● EXERCISE GOAL
Find the string "title" in the listing and report every line that has it.

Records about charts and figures
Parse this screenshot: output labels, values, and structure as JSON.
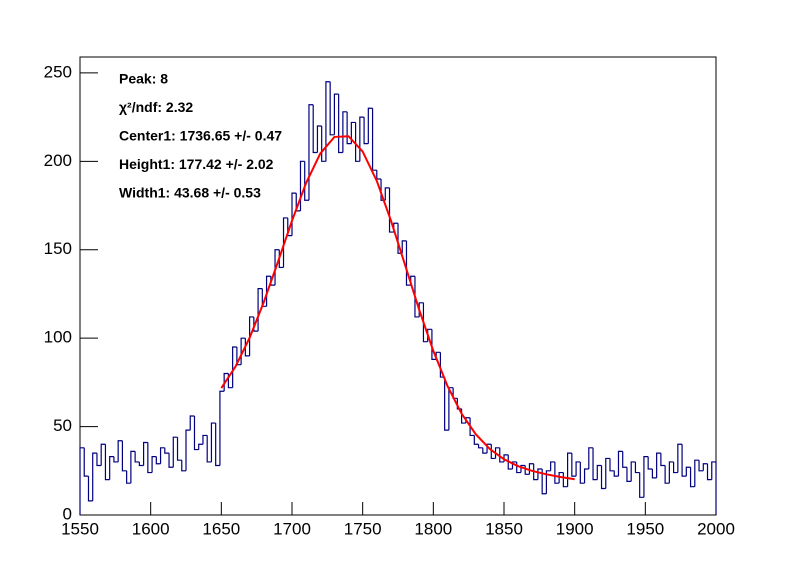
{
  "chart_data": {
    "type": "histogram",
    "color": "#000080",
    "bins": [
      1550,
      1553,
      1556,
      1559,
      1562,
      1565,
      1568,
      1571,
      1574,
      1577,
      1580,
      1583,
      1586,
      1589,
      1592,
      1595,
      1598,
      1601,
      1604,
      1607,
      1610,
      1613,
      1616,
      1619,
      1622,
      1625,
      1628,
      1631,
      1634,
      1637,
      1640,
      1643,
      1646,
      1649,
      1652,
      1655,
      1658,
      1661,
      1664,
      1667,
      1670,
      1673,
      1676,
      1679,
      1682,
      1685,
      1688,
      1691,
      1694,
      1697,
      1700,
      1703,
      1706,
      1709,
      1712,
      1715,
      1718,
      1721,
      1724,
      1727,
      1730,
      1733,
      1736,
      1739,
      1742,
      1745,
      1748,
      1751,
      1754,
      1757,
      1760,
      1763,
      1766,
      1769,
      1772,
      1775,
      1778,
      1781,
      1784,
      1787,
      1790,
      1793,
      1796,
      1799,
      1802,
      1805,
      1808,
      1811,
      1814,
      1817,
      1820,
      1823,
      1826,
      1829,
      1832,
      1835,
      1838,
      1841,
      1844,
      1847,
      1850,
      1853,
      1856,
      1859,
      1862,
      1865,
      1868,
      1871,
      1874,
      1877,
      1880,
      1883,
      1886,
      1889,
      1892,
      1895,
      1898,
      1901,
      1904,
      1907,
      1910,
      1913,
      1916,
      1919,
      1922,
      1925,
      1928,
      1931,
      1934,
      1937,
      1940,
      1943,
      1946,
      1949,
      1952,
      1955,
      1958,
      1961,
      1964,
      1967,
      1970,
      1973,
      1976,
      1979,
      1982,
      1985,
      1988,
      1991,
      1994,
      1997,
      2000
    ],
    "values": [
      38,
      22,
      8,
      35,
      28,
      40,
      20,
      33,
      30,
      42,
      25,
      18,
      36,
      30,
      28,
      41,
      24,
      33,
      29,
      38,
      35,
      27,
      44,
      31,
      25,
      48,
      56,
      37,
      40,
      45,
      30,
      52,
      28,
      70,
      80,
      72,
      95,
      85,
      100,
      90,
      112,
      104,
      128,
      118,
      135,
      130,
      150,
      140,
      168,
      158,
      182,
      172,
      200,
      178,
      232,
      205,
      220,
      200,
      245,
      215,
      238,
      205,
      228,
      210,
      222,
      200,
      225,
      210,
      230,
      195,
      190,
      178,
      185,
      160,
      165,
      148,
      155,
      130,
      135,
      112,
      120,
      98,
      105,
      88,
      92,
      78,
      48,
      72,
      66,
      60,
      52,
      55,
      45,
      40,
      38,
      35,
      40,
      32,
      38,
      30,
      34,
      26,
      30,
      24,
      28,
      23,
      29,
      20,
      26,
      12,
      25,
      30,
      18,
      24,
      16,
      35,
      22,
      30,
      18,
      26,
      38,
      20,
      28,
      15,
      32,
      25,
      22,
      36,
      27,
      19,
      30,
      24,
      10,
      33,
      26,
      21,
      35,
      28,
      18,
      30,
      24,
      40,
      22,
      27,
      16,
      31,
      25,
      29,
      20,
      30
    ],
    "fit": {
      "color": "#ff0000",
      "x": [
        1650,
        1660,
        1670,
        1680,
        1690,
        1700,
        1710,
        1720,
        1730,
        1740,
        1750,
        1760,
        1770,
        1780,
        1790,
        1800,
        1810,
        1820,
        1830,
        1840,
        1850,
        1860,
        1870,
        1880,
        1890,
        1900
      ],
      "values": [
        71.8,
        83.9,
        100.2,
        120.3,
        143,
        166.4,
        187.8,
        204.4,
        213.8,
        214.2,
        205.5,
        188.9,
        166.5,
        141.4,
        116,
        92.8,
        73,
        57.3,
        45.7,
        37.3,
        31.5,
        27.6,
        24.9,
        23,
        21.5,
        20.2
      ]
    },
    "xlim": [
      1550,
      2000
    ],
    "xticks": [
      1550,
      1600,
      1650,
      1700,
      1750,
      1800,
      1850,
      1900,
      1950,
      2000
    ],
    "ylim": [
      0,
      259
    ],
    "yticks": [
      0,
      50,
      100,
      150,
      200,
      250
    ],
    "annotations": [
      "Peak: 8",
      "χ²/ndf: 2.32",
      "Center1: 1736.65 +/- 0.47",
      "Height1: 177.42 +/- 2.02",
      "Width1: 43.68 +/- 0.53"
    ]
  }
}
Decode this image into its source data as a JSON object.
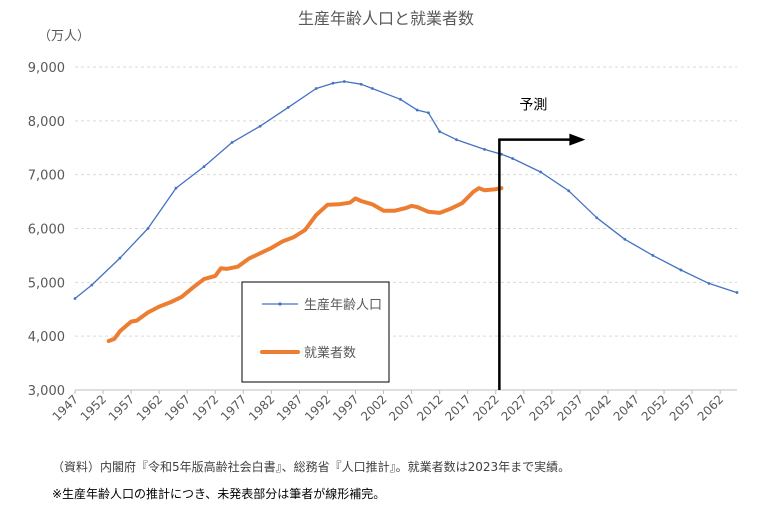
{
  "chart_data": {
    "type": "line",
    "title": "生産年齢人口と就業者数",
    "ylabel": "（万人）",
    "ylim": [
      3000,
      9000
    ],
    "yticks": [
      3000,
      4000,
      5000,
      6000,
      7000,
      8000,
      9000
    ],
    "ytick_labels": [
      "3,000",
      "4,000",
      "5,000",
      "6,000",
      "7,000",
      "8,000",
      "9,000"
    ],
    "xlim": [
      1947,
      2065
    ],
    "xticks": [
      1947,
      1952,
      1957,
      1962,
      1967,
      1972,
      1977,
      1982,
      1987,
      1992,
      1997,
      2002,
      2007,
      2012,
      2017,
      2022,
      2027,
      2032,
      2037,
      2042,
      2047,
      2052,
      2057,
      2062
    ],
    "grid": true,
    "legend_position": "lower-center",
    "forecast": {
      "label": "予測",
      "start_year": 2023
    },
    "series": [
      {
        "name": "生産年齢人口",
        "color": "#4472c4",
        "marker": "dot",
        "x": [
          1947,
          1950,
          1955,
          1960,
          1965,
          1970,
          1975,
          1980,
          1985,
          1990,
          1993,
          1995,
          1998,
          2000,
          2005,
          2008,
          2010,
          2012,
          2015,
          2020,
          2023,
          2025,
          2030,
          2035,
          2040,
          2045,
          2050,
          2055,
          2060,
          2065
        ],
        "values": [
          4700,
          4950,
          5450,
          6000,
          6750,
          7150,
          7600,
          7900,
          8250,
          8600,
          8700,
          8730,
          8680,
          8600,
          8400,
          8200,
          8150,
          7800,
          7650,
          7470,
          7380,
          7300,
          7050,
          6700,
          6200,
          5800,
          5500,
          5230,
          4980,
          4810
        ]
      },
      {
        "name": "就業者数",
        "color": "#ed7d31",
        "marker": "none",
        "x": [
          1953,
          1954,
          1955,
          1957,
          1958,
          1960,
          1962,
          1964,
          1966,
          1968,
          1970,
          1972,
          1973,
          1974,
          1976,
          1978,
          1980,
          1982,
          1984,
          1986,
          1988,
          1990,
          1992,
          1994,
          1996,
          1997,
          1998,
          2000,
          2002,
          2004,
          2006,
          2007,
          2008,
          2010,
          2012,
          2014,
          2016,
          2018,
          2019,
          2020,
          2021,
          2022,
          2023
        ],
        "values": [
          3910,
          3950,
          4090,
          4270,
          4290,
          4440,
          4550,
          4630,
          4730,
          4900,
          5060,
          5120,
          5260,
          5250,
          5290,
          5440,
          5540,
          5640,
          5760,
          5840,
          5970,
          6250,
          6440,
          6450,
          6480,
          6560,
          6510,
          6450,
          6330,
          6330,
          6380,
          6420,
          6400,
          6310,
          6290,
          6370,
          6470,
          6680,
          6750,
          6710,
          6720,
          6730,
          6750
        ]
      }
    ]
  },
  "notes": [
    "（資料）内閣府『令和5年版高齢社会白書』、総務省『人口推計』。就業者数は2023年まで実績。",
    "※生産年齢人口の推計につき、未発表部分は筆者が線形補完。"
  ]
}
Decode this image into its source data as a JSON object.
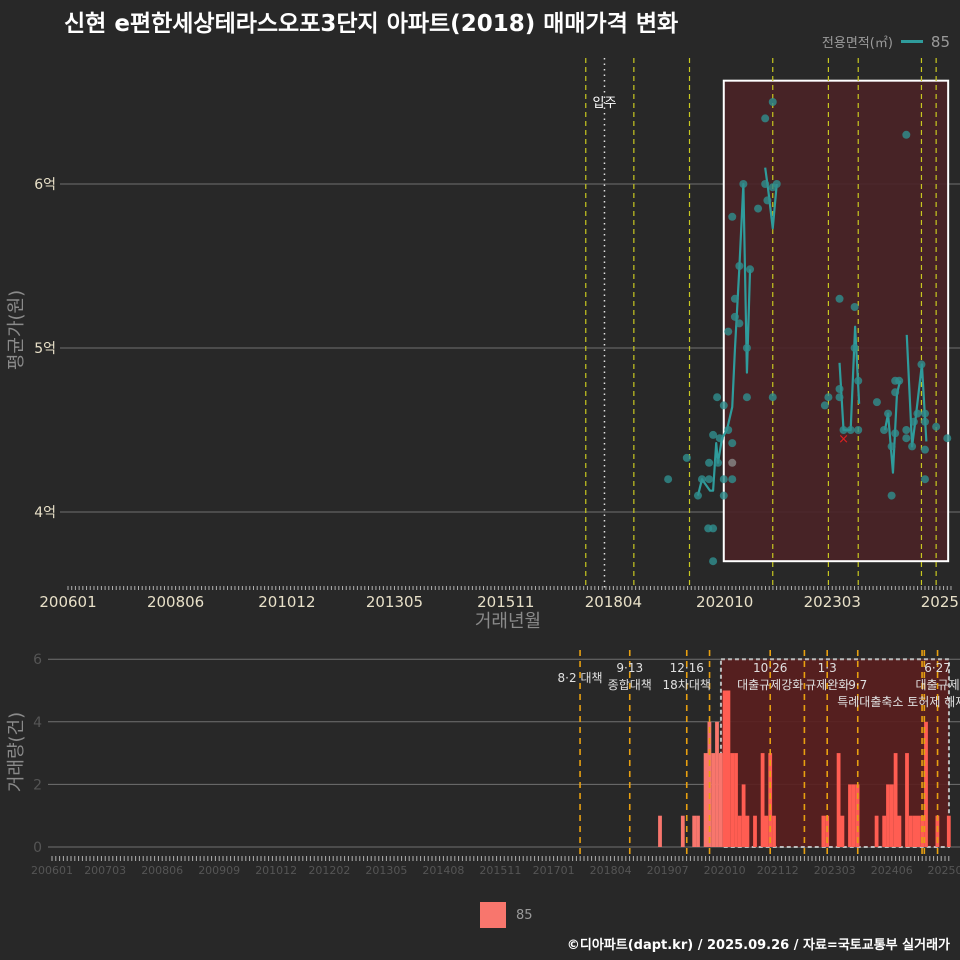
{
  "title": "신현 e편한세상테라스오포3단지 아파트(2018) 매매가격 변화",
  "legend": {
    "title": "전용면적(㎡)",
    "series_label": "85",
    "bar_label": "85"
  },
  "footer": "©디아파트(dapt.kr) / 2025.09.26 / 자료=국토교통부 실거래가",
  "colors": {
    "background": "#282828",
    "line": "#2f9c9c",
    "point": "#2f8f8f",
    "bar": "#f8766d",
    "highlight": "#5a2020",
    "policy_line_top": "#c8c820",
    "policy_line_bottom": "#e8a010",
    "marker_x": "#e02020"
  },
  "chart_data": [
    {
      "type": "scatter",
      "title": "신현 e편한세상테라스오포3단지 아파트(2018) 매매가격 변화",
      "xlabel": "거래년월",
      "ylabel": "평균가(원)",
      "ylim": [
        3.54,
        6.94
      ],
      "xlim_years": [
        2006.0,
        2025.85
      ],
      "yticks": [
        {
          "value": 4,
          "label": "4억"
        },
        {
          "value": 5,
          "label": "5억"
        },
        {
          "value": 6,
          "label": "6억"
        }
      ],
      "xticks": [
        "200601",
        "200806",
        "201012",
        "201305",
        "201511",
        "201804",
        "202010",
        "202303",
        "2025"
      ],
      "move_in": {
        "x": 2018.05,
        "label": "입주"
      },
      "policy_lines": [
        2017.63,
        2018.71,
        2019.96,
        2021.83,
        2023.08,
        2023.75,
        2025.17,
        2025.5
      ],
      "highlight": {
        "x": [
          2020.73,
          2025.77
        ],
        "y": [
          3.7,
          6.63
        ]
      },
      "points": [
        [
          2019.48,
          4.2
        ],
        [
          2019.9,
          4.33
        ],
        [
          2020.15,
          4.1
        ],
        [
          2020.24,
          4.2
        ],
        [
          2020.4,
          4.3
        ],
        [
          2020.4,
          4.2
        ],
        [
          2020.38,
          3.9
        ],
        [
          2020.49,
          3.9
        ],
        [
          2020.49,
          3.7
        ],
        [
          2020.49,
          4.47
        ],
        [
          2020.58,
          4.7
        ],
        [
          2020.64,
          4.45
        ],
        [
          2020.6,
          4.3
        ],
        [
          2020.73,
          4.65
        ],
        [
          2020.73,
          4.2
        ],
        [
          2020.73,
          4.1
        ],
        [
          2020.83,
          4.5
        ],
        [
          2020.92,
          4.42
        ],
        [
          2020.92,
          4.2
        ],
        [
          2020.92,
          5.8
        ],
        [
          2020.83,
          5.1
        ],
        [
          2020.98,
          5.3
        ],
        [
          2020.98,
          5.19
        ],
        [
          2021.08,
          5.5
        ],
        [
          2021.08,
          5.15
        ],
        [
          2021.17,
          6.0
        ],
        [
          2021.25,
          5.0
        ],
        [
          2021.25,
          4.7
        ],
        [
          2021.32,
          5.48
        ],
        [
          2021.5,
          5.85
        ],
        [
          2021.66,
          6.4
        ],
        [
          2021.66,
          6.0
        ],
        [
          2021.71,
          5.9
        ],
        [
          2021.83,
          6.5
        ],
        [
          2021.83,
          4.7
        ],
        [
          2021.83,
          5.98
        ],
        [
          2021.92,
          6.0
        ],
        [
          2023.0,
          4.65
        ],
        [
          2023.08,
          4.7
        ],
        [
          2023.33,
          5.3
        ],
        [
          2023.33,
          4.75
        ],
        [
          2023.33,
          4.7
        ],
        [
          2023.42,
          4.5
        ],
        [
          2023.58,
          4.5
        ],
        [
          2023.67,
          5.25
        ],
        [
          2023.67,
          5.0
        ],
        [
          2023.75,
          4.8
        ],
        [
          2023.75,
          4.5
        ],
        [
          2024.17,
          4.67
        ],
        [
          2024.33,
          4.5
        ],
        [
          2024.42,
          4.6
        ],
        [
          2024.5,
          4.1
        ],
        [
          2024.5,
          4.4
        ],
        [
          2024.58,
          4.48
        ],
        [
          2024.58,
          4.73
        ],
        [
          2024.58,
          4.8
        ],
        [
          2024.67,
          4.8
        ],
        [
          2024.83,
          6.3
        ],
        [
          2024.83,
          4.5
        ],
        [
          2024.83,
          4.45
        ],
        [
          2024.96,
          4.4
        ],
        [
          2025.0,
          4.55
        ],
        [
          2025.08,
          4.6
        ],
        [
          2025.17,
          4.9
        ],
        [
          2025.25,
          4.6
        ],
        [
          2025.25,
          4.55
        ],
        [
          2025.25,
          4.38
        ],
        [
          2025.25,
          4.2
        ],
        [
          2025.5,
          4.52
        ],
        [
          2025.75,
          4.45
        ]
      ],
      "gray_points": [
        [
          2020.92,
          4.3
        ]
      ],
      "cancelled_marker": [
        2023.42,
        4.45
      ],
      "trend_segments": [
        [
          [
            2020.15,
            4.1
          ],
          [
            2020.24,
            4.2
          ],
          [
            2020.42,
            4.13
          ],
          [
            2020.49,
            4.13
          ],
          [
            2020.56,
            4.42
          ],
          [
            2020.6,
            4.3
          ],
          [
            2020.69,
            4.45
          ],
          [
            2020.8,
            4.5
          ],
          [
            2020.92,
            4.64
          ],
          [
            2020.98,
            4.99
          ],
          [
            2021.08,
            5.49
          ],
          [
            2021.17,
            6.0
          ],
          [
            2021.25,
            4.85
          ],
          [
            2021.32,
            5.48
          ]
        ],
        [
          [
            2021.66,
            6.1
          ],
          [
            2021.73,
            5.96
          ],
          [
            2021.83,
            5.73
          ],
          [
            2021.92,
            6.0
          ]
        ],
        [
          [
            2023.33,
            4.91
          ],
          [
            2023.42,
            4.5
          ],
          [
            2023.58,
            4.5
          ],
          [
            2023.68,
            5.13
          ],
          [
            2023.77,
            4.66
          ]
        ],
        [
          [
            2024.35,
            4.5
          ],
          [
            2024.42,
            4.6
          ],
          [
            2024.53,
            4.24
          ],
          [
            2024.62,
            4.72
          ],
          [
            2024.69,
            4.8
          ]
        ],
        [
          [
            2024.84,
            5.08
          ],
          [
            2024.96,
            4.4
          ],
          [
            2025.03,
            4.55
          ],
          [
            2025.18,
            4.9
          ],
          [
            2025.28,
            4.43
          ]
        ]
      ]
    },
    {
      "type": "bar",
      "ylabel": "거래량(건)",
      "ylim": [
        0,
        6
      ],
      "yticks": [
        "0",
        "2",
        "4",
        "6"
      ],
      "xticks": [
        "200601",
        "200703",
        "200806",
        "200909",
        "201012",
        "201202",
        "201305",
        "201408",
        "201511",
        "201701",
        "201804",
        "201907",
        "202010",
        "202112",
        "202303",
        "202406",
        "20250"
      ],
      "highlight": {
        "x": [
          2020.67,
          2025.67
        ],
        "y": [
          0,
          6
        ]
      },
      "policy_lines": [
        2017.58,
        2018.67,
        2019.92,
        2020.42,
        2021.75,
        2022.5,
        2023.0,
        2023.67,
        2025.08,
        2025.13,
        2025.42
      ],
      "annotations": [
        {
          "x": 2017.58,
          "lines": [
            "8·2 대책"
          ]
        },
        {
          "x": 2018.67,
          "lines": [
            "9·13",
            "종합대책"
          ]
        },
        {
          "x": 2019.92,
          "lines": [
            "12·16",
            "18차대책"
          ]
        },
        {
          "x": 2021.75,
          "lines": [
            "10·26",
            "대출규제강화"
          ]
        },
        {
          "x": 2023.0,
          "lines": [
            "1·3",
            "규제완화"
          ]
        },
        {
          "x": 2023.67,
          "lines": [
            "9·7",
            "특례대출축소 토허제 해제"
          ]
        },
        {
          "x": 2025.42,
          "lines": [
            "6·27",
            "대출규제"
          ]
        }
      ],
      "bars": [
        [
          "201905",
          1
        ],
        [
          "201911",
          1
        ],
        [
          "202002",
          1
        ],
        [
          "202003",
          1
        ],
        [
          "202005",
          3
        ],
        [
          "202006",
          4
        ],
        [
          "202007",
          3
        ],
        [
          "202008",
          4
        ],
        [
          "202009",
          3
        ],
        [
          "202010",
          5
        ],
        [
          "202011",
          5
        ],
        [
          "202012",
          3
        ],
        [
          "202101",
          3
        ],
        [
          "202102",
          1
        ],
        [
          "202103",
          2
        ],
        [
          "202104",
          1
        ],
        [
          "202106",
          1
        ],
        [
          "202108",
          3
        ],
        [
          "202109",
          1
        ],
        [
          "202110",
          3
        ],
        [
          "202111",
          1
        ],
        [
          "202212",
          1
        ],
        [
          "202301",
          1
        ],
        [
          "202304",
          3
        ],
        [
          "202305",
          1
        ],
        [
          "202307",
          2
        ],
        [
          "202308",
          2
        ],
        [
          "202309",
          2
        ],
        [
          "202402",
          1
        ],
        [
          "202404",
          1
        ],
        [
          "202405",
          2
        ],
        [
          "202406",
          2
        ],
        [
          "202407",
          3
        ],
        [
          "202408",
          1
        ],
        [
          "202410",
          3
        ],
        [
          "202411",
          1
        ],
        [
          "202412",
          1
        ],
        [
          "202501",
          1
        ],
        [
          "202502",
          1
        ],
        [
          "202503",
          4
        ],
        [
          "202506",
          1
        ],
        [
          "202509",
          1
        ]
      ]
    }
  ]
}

● THE RESPONSE
    "title": "生産年齢人口と就業者数",
  "title": "신현 e편한세상테라스오포3단지 아파트(2018) 매매가격 변화",
    "title": "전용면적(㎡)",
      "title": "신현 e편한세상테라스오포3단지 아파트(2018) 매매가격 변화",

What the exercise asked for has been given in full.